• Data entries:
============================================================

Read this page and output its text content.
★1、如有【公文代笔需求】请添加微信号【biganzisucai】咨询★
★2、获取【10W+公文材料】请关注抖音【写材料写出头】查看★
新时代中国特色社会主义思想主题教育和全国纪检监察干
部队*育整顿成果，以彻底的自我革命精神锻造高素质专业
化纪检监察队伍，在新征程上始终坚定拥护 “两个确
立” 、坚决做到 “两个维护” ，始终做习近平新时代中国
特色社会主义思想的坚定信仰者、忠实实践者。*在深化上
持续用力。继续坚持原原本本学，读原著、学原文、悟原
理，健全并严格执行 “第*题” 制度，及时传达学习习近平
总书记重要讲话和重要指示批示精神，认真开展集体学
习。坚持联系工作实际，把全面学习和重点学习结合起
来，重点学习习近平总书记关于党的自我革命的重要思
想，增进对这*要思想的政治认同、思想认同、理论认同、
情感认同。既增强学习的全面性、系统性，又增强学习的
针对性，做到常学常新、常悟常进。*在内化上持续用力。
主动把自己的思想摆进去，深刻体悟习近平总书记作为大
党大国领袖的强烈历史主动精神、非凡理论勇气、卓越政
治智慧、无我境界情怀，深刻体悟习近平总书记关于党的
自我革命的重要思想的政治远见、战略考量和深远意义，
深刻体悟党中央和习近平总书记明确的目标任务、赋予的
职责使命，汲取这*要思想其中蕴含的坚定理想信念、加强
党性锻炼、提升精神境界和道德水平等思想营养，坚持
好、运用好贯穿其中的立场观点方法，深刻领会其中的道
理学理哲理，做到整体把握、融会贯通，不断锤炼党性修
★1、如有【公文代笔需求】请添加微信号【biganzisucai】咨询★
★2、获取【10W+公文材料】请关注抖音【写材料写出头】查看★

============================================================

• Written instruction:
Quote the whole listing above, leaving nothing out.

• Output:
Read this page and output its text content.
★1、如有【公文代笔需求】请添加微信号【biganzisucai】咨询★
★2、获取【10W+公文材料】请关注抖音【写材料写出头】查看★
新时代中国特色社会主义思想主题教育和全国纪检监察干
部队*育整顿成果，以彻底的自我革命精神锻造高素质专业
化纪检监察队伍，在新征程上始终坚定拥护 “两个确
立” 、坚决做到 “两个维护” ，始终做习近平新时代中国
特色社会主义思想的坚定信仰者、忠实实践者。*在深化上
持续用力。继续坚持原原本本学，读原著、学原文、悟原
理，健全并严格执行 “第*题” 制度，及时传达学习习近平
总书记重要讲话和重要指示批示精神，认真开展集体学
习。坚持联系工作实际，把全面学习和重点学习结合起
来，重点学习习近平总书记关于党的自我革命的重要思
想，增进对这*要思想的政治认同、思想认同、理论认同、
情感认同。既增强学习的全面性、系统性，又增强学习的
针对性，做到常学常新、常悟常进。*在内化上持续用力。
主动把自己的思想摆进去，深刻体悟习近平总书记作为大
党大国领袖的强烈历史主动精神、非凡理论勇气、卓越政
治智慧、无我境界情怀，深刻体悟习近平总书记关于党的
自我革命的重要思想的政治远见、战略考量和深远意义，
深刻体悟党中央和习近平总书记明确的目标任务、赋予的
职责使命，汲取这*要思想其中蕴含的坚定理想信念、加强
党性锻炼、提升精神境界和道德水平等思想营养，坚持
好、运用好贯穿其中的立场观点方法，深刻领会其中的道
理学理哲理，做到整体把握、融会贯通，不断锤炼党性修
★1、如有【公文代笔需求】请添加微信号【biganzisucai】咨询★
★2、获取【10W+公文材料】请关注抖音【写材料写出头】查看★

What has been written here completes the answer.